> _DIRECTIVE_: Copy the lines below word for word, leaving out the pictures.

— Start of INPUT ROWS —

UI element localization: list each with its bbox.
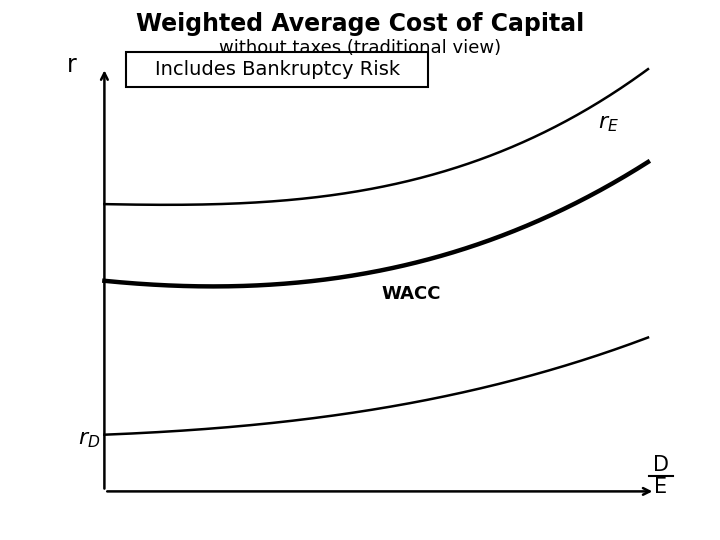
Text: WACC: WACC bbox=[382, 285, 441, 303]
Text: $r_E$: $r_E$ bbox=[598, 114, 618, 134]
Text: r: r bbox=[67, 53, 77, 77]
Text: without taxes (traditional view): without taxes (traditional view) bbox=[219, 39, 501, 57]
Text: Includes Bankruptcy Risk: Includes Bankruptcy Risk bbox=[155, 60, 400, 79]
Text: $r_D$: $r_D$ bbox=[78, 430, 101, 450]
Text: D: D bbox=[653, 455, 669, 476]
Text: Weighted Average Cost of Capital: Weighted Average Cost of Capital bbox=[136, 12, 584, 36]
FancyBboxPatch shape bbox=[126, 52, 428, 87]
Text: E: E bbox=[654, 477, 667, 497]
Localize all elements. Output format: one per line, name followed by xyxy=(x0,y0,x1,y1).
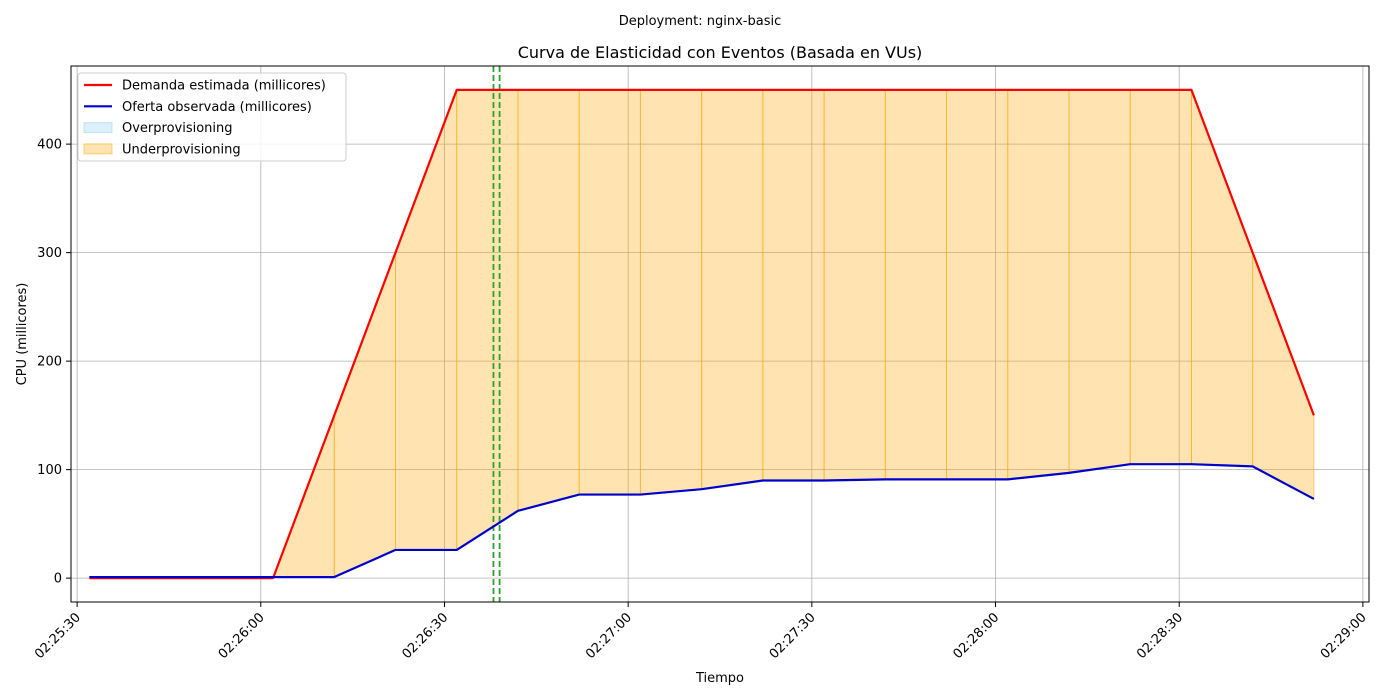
series-lines xyxy=(89,88,1315,580)
y-axis-label: CPU (millicores) xyxy=(15,283,30,386)
underprovisioning-area xyxy=(1190,89,1254,467)
supply-line xyxy=(89,463,1315,579)
legend: Demanda estimada (millicores) Oferta obse… xyxy=(77,72,347,162)
underprovisioning-area xyxy=(395,89,458,551)
chart-title: Curva de Elasticidad con Eventos (Basada… xyxy=(518,43,923,62)
underprovisioning-area xyxy=(578,89,641,496)
event-lines xyxy=(492,66,501,602)
legend-swatch-area xyxy=(83,143,113,155)
legend-swatch-area xyxy=(83,122,113,134)
underprovisioning-area xyxy=(1007,89,1070,480)
x-tick-label: 02:29:00 xyxy=(1318,610,1370,662)
chart-suptitle: Deployment: nginx-basic xyxy=(619,14,782,29)
underprovisioning-area xyxy=(1068,89,1131,474)
legend-label: Underprovisioning xyxy=(122,142,241,157)
underprovisioning-area xyxy=(333,252,396,578)
x-tick-label: 02:26:30 xyxy=(399,610,451,662)
x-tick-label: 02:28:00 xyxy=(950,610,1002,662)
underprovisioning-area xyxy=(823,89,886,481)
underprovisioning-area xyxy=(517,89,580,512)
x-tick-label: 02:28:30 xyxy=(1134,610,1186,662)
underprovisioning-area xyxy=(456,89,519,551)
underprovisioning-area xyxy=(884,89,948,480)
x-tick-label: 02:26:00 xyxy=(216,610,268,662)
underprovisioning-area xyxy=(946,89,1009,480)
x-tick-label: 02:27:00 xyxy=(583,610,635,662)
y-tick-label: 100 xyxy=(37,463,62,478)
fill-areas xyxy=(88,89,1315,579)
underprovisioning-area xyxy=(639,89,703,496)
underprovisioning-area xyxy=(1252,252,1315,500)
legend-box xyxy=(77,72,347,162)
legend-label: Overprovisioning xyxy=(122,121,233,136)
y-tick-label: 300 xyxy=(37,246,62,261)
underprovisioning-area xyxy=(1129,89,1192,465)
y-tick-label: 0 xyxy=(54,572,62,587)
x-axis-label: Tiempo xyxy=(695,671,744,686)
underprovisioning-area xyxy=(701,89,764,490)
plot-frame xyxy=(70,65,1370,603)
y-tick-label: 400 xyxy=(37,138,62,153)
demand-line xyxy=(89,88,1315,580)
y-tick-label: 200 xyxy=(37,355,62,370)
grid xyxy=(71,66,1369,602)
x-tick-label: 02:25:30 xyxy=(32,610,84,662)
x-tick-label: 02:27:30 xyxy=(767,610,819,662)
legend-label: Demanda estimada (millicores) xyxy=(122,79,326,94)
legend-label: Oferta observada (millicores) xyxy=(122,100,312,115)
underprovisioning-area xyxy=(762,89,825,481)
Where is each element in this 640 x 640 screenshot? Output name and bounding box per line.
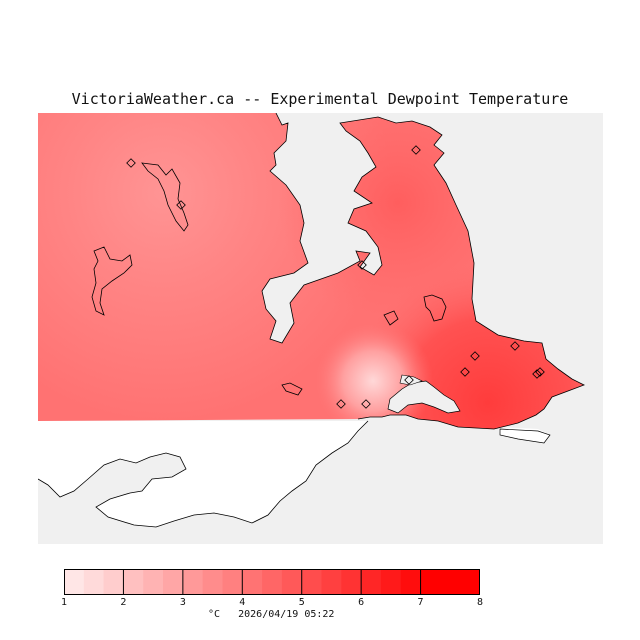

— End of INPUT ROWS —

> _EXERCISE OUTPUT_:
UI element localization: list each with its bbox.
Text: WACC: WACC bbox=[382, 285, 441, 303]
Text: $r_E$: $r_E$ bbox=[598, 114, 618, 134]
Text: r: r bbox=[67, 53, 77, 77]
Text: without taxes (traditional view): without taxes (traditional view) bbox=[219, 39, 501, 57]
Text: Includes Bankruptcy Risk: Includes Bankruptcy Risk bbox=[155, 60, 400, 79]
Text: $r_D$: $r_D$ bbox=[78, 430, 101, 450]
Text: D: D bbox=[653, 455, 669, 476]
Text: Weighted Average Cost of Capital: Weighted Average Cost of Capital bbox=[136, 12, 584, 36]
FancyBboxPatch shape bbox=[126, 52, 428, 87]
Text: E: E bbox=[654, 477, 667, 497]
Localize all elements. Output format: one per line, name followed by xyxy=(x0,y0,x1,y1).
series-lines xyxy=(89,88,1315,580)
y-axis-label: CPU (millicores) xyxy=(15,283,30,386)
underprovisioning-area xyxy=(1190,89,1254,467)
supply-line xyxy=(89,463,1315,579)
legend: Demanda estimada (millicores) Oferta obse… xyxy=(77,72,347,162)
underprovisioning-area xyxy=(395,89,458,551)
chart-title: Curva de Elasticidad con Eventos (Basada… xyxy=(518,43,923,62)
underprovisioning-area xyxy=(578,89,641,496)
event-lines xyxy=(492,66,501,602)
legend-swatch-area xyxy=(83,143,113,155)
legend-swatch-area xyxy=(83,122,113,134)
underprovisioning-area xyxy=(1007,89,1070,480)
x-tick-label: 02:29:00 xyxy=(1318,610,1370,662)
chart-suptitle: Deployment: nginx-basic xyxy=(619,14,782,29)
underprovisioning-area xyxy=(1068,89,1131,474)
legend-label: Underprovisioning xyxy=(122,142,241,157)
underprovisioning-area xyxy=(333,252,396,578)
x-tick-label: 02:26:30 xyxy=(399,610,451,662)
x-tick-label: 02:28:00 xyxy=(950,610,1002,662)
underprovisioning-area xyxy=(823,89,886,481)
underprovisioning-area xyxy=(517,89,580,512)
x-tick-label: 02:28:30 xyxy=(1134,610,1186,662)
underprovisioning-area xyxy=(456,89,519,551)
underprovisioning-area xyxy=(884,89,948,480)
x-tick-label: 02:26:00 xyxy=(216,610,268,662)
underprovisioning-area xyxy=(946,89,1009,480)
x-tick-label: 02:27:00 xyxy=(583,610,635,662)
y-tick-label: 100 xyxy=(37,463,62,478)
fill-areas xyxy=(88,89,1315,579)
underprovisioning-area xyxy=(639,89,703,496)
underprovisioning-area xyxy=(1252,252,1315,500)
legend-box xyxy=(77,72,347,162)
legend-label: Overprovisioning xyxy=(122,121,233,136)
y-tick-label: 300 xyxy=(37,246,62,261)
underprovisioning-area xyxy=(1129,89,1192,465)
y-tick-label: 0 xyxy=(54,572,62,587)
x-axis-label: Tiempo xyxy=(695,671,744,686)
underprovisioning-area xyxy=(701,89,764,490)
plot-frame xyxy=(70,65,1370,603)
y-tick-label: 400 xyxy=(37,138,62,153)
demand-line xyxy=(89,88,1315,580)
y-tick-label: 200 xyxy=(37,355,62,370)
grid xyxy=(71,66,1369,602)
x-tick-label: 02:25:30 xyxy=(32,610,84,662)
x-tick-label: 02:27:30 xyxy=(767,610,819,662)
legend-label: Demanda estimada (millicores) xyxy=(122,79,326,94)
legend-label: Oferta observada (millicores) xyxy=(122,100,312,115)
underprovisioning-area xyxy=(762,89,825,481)
Where is each element in this 640 x 640 screenshot? Output name and bounding box per line.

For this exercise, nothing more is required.